═══ Stored records
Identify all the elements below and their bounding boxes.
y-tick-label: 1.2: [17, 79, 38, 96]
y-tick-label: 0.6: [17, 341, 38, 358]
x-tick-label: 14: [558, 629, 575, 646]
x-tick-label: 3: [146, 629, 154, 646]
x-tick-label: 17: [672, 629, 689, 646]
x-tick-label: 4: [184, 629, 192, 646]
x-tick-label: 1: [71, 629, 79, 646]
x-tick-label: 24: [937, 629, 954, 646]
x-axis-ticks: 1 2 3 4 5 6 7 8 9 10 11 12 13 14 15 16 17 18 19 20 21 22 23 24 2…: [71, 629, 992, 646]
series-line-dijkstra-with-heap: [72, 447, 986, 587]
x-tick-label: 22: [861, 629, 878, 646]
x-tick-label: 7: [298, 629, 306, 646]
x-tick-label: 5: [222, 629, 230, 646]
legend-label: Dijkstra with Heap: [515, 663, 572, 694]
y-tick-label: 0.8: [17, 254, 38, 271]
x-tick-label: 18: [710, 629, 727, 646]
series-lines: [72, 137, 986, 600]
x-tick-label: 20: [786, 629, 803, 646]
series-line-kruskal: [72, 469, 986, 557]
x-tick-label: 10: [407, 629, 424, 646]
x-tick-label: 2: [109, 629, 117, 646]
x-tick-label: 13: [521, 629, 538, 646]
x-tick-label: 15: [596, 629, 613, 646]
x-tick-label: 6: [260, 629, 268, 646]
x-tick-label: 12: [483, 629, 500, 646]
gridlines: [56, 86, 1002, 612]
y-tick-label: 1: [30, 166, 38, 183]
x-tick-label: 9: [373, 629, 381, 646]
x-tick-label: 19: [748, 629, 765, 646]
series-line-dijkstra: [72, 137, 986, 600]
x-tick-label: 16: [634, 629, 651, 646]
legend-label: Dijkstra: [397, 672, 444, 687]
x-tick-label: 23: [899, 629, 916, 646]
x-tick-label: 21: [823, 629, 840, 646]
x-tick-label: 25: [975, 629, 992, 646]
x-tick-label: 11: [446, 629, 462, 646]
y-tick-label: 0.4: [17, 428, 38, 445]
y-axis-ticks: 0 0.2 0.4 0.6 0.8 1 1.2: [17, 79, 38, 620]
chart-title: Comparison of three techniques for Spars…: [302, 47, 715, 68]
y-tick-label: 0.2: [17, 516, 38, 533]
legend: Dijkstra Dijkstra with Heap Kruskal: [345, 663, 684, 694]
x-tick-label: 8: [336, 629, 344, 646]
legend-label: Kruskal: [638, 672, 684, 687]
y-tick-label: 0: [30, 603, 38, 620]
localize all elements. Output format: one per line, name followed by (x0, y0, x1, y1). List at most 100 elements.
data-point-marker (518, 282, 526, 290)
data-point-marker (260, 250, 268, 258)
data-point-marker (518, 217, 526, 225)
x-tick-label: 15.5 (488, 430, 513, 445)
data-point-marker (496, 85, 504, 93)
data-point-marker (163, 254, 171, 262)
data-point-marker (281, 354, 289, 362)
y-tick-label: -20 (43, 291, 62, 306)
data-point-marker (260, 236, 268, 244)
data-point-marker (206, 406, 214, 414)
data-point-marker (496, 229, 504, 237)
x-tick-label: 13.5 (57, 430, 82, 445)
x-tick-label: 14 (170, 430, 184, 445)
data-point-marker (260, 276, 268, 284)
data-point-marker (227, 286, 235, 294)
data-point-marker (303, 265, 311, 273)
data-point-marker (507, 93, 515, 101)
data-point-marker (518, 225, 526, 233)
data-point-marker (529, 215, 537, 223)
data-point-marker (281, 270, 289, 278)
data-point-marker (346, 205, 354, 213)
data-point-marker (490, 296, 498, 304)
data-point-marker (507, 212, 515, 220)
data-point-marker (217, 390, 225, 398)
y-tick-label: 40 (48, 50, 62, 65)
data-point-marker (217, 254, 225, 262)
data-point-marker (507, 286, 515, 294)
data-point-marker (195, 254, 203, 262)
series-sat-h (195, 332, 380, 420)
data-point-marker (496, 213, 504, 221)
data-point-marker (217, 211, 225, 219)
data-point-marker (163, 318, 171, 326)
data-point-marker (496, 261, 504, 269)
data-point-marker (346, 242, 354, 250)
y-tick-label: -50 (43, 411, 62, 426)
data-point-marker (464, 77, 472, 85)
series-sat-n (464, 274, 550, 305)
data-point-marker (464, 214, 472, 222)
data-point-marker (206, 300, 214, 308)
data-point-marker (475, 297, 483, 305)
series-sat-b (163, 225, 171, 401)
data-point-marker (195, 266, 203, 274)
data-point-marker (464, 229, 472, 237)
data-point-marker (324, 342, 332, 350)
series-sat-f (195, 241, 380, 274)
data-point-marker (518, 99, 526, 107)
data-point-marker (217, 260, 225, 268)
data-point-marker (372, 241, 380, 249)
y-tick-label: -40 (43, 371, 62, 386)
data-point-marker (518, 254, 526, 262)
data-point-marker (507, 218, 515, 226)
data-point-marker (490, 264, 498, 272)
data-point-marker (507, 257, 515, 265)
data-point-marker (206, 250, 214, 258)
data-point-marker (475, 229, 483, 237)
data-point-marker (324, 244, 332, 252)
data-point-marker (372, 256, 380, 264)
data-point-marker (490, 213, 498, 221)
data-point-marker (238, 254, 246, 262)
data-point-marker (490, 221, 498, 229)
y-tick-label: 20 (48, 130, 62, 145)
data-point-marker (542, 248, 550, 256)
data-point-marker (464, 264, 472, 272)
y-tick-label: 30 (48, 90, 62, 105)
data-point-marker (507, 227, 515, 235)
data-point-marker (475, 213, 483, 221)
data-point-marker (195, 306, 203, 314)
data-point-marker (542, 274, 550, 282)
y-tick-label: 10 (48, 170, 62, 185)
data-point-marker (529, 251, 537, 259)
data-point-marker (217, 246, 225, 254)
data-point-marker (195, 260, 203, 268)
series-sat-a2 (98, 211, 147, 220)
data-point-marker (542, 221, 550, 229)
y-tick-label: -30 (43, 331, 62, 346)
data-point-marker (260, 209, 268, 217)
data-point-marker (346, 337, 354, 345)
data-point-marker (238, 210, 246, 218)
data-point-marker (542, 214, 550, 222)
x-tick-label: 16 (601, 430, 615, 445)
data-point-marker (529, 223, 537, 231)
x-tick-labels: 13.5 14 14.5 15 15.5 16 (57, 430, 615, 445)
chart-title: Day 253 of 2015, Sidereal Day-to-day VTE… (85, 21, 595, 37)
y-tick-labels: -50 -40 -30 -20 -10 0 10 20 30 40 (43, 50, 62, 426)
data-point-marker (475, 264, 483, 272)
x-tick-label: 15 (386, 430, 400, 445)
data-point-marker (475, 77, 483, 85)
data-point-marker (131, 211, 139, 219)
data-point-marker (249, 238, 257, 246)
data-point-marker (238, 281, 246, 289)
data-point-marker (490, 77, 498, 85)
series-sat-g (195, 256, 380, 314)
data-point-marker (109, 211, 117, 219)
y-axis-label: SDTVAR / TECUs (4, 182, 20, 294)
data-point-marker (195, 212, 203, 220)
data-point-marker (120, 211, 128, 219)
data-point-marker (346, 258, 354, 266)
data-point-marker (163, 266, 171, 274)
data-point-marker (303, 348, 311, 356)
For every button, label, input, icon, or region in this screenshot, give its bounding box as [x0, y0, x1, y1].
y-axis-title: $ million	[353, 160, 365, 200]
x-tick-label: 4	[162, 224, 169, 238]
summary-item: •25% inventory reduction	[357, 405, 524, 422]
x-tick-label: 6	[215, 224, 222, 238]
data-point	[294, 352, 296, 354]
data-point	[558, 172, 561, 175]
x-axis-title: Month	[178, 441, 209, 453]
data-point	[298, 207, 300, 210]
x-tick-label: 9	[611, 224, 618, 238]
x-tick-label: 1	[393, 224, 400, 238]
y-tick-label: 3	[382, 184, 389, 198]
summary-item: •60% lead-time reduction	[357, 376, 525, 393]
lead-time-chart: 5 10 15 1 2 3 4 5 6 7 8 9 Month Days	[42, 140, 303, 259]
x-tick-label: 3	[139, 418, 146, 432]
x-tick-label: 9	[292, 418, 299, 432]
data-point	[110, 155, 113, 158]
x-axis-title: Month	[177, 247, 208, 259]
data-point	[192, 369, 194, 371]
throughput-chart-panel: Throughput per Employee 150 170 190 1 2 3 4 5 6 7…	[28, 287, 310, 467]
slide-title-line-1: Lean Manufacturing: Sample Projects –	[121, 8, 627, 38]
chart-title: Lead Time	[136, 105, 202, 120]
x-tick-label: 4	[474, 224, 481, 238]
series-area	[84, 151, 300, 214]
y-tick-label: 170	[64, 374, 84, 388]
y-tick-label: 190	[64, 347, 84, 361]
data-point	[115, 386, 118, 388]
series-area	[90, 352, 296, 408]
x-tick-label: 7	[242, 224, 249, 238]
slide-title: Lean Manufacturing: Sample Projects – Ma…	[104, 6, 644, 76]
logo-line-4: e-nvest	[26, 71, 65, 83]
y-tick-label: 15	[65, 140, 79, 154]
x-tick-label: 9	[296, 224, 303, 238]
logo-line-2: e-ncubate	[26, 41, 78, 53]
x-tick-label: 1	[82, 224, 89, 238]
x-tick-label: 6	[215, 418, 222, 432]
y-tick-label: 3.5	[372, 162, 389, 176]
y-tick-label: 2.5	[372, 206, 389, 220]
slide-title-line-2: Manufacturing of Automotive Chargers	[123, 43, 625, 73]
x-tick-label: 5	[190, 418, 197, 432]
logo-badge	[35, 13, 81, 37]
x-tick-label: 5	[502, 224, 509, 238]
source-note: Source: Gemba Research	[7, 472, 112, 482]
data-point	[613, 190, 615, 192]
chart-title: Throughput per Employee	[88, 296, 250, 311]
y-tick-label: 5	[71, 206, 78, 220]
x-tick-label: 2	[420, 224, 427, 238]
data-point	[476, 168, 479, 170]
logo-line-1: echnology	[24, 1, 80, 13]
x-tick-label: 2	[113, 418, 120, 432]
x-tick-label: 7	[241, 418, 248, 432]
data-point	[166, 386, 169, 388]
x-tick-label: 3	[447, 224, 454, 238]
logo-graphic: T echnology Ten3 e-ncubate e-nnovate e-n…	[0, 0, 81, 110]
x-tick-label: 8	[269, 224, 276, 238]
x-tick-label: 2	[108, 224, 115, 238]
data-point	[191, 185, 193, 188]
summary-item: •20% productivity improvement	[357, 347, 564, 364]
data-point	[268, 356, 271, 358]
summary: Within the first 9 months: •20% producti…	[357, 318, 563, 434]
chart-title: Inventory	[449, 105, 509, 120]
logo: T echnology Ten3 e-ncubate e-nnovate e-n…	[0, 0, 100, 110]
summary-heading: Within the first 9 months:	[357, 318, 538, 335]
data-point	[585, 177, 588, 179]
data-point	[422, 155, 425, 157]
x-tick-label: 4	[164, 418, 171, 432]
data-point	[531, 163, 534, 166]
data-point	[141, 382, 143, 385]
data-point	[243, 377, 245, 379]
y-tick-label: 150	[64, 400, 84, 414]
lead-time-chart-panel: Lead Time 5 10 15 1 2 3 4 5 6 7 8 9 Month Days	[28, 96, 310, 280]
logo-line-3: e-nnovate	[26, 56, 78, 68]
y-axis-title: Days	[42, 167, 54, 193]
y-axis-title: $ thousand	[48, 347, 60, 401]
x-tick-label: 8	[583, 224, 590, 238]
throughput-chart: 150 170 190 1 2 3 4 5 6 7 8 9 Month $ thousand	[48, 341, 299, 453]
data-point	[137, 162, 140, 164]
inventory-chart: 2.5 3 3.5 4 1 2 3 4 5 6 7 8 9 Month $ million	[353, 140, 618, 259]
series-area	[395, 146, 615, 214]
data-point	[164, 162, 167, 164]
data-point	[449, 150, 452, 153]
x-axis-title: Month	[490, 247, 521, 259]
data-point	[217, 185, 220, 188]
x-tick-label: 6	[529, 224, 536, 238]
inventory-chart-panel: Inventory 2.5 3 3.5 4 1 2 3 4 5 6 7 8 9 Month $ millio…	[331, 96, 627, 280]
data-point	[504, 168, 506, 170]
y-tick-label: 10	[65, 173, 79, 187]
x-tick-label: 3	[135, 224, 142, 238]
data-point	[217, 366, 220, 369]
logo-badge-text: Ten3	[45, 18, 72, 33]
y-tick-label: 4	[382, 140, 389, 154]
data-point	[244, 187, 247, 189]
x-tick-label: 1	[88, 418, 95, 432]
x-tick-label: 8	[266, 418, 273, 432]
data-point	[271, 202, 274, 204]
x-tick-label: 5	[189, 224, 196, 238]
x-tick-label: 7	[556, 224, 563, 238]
══════
→ Work instructions
Give only the lines from the start of the records down to and including the line that contains "x-tick-label: 24: [937, 629, 954, 646]", swapping "x-tick-label" for "x-axis-label" and changing nothing else.

→ Solved problem
Identify all the elements below and their bounding boxes.
y-tick-label: 1.2: [17, 79, 38, 96]
y-tick-label: 0.6: [17, 341, 38, 358]
x-axis-label: 14: [558, 629, 575, 646]
x-axis-label: 3: [146, 629, 154, 646]
x-axis-label: 17: [672, 629, 689, 646]
x-axis-label: 4: [184, 629, 192, 646]
x-axis-label: 1: [71, 629, 79, 646]
x-axis-label: 24: [937, 629, 954, 646]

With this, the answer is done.